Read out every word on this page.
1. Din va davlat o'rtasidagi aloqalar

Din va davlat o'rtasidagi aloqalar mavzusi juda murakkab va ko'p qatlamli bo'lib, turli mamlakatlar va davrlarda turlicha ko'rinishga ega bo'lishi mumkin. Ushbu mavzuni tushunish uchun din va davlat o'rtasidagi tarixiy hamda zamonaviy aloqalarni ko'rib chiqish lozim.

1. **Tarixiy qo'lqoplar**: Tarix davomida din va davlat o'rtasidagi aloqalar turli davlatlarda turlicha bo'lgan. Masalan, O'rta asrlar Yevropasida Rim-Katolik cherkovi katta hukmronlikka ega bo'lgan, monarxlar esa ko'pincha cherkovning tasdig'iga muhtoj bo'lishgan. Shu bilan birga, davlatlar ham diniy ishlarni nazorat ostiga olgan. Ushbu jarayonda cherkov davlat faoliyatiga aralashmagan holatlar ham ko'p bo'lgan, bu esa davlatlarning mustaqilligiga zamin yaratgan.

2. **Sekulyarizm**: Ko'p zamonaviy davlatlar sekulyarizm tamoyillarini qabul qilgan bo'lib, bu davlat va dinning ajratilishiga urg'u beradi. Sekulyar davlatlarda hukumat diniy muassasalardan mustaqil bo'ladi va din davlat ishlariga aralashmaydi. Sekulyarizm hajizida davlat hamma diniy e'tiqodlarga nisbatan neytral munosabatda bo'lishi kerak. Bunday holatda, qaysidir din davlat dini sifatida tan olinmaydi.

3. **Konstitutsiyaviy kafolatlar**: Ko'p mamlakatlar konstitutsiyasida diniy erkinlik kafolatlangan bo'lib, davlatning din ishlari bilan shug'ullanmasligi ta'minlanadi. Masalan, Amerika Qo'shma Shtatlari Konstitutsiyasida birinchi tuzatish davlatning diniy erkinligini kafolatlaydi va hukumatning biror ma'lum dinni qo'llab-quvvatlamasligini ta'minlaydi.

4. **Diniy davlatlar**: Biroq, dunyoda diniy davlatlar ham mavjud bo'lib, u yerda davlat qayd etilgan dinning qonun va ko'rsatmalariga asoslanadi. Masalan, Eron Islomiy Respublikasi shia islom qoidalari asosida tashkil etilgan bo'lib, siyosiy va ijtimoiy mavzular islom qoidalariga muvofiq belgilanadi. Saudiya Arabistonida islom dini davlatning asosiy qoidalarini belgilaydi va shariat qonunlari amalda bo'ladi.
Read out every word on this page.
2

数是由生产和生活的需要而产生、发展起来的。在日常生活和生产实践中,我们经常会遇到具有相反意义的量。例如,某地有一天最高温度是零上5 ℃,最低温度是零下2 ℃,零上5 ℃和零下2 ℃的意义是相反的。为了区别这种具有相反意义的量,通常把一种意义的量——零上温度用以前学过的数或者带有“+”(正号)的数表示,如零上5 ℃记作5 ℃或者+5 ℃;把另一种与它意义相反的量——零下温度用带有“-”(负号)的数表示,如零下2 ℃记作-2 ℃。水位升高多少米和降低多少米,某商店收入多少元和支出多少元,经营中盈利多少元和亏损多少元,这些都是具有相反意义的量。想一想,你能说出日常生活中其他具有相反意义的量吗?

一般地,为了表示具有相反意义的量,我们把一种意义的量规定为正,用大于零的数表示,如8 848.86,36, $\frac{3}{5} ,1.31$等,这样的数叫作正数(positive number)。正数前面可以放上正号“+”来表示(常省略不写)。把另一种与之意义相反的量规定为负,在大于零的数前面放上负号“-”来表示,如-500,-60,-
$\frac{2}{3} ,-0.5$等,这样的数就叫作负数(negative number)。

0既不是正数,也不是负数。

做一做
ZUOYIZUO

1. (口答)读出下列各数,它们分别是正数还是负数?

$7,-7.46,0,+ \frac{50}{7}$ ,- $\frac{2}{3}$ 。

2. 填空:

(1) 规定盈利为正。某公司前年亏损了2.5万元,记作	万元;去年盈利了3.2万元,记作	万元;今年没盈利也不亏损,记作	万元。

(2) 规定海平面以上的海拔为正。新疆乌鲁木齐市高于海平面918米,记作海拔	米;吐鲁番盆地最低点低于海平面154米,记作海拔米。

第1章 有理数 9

============================================================

Aim:
Copy the records above exactly.

Task response:
Read out every word on this page.
1. Din va davlat o'rtasidagi aloqalar

Din va davlat o'rtasidagi aloqalar mavzusi juda murakkab va ko'p qatlamli bo'lib, turli mamlakatlar va davrlarda turlicha ko'rinishga ega bo'lishi mumkin. Ushbu mavzuni tushunish uchun din va davlat o'rtasidagi tarixiy hamda zamonaviy aloqalarni ko'rib chiqish lozim.

1. **Tarixiy qo'lqoplar**: Tarix davomida din va davlat o'rtasidagi aloqalar turli davlatlarda turlicha bo'lgan. Masalan, O'rta asrlar Yevropasida Rim-Katolik cherkovi katta hukmronlikka ega bo'lgan, monarxlar esa ko'pincha cherkovning tasdig'iga muhtoj bo'lishgan. Shu bilan birga, davlatlar ham diniy ishlarni nazorat ostiga olgan. Ushbu jarayonda cherkov davlat faoliyatiga aralashmagan holatlar ham ko'p bo'lgan, bu esa davlatlarning mustaqilligiga zamin yaratgan.

2. **Sekulyarizm**: Ko'p zamonaviy davlatlar sekulyarizm tamoyillarini qabul qilgan bo'lib, bu davlat va dinning ajratilishiga urg'u beradi. Sekulyar davlatlarda hukumat diniy muassasalardan mustaqil bo'ladi va din davlat ishlariga aralashmaydi. Sekulyarizm hajizida davlat hamma diniy e'tiqodlarga nisbatan neytral munosabatda bo'lishi kerak. Bunday holatda, qaysidir din davlat dini sifatida tan olinmaydi.

3. **Konstitutsiyaviy kafolatlar**: Ko'p mamlakatlar konstitutsiyasida diniy erkinlik kafolatlangan bo'lib, davlatning din ishlari bilan shug'ullanmasligi ta'minlanadi. Masalan, Amerika Qo'shma Shtatlari Konstitutsiyasida birinchi tuzatish davlatning diniy erkinligini kafolatlaydi va hukumatning biror ma'lum dinni qo'llab-quvvatlamasligini ta'minlaydi.

4. **Diniy davlatlar**: Biroq, dunyoda diniy davlatlar ham mavjud bo'lib, u yerda davlat qayd etilgan dinning qonun va ko'rsatmalariga asoslanadi. Masalan, Eron Islomiy Respublikasi shia islom qoidalari asosida tashkil etilgan bo'lib, siyosiy va ijtimoiy mavzular islom qoidalariga muvofiq belgilanadi. Saudiya Arabistonida islom dini davlatning asosiy qoidalarini belgilaydi va shariat qonunlari amalda bo'ladi.
Read out every word on this page.
2

数是由生产和生活的需要而产生、发展起来的。在日常生活和生产实践中,我们经常会遇到具有相反意义的量。例如,某地有一天最高温度是零上5 ℃,最低温度是零下2 ℃,零上5 ℃和零下2 ℃的意义是相反的。为了区别这种具有相反意义的量,通常把一种意义的量——零上温度用以前学过的数或者带有“+”(正号)的数表示,如零上5 ℃记作5 ℃或者+5 ℃;把另一种与它意义相反的量——零下温度用带有“-”(负号)的数表示,如零下2 ℃记作-2 ℃。水位升高多少米和降低多少米,某商店收入多少元和支出多少元,经营中盈利多少元和亏损多少元,这些都是具有相反意义的量。想一想,你能说出日常生活中其他具有相反意义的量吗?

一般地,为了表示具有相反意义的量,我们把一种意义的量规定为正,用大于零的数表示,如8 848.86,36, $\frac{3}{5} ,1.31$等,这样的数叫作正数(positive number)。正数前面可以放上正号“+”来表示(常省略不写)。把另一种与之意义相反的量规定为负,在大于零的数前面放上负号“-”来表示,如-500,-60,-
$\frac{2}{3} ,-0.5$等,这样的数就叫作负数(negative number)。

0既不是正数,也不是负数。

做一做
ZUOYIZUO

1. (口答)读出下列各数,它们分别是正数还是负数?

$7,-7.46,0,+ \frac{50}{7}$ ,- $\frac{2}{3}$ 。

2. 填空:

(1) 规定盈利为正。某公司前年亏损了2.5万元,记作	万元;去年盈利了3.2万元,记作	万元;今年没盈利也不亏损,记作	万元。

(2) 规定海平面以上的海拔为正。新疆乌鲁木齐市高于海平面918米,记作海拔	米;吐鲁番盆地最低点低于海平面154米,记作海拔米。

第1章 有理数 9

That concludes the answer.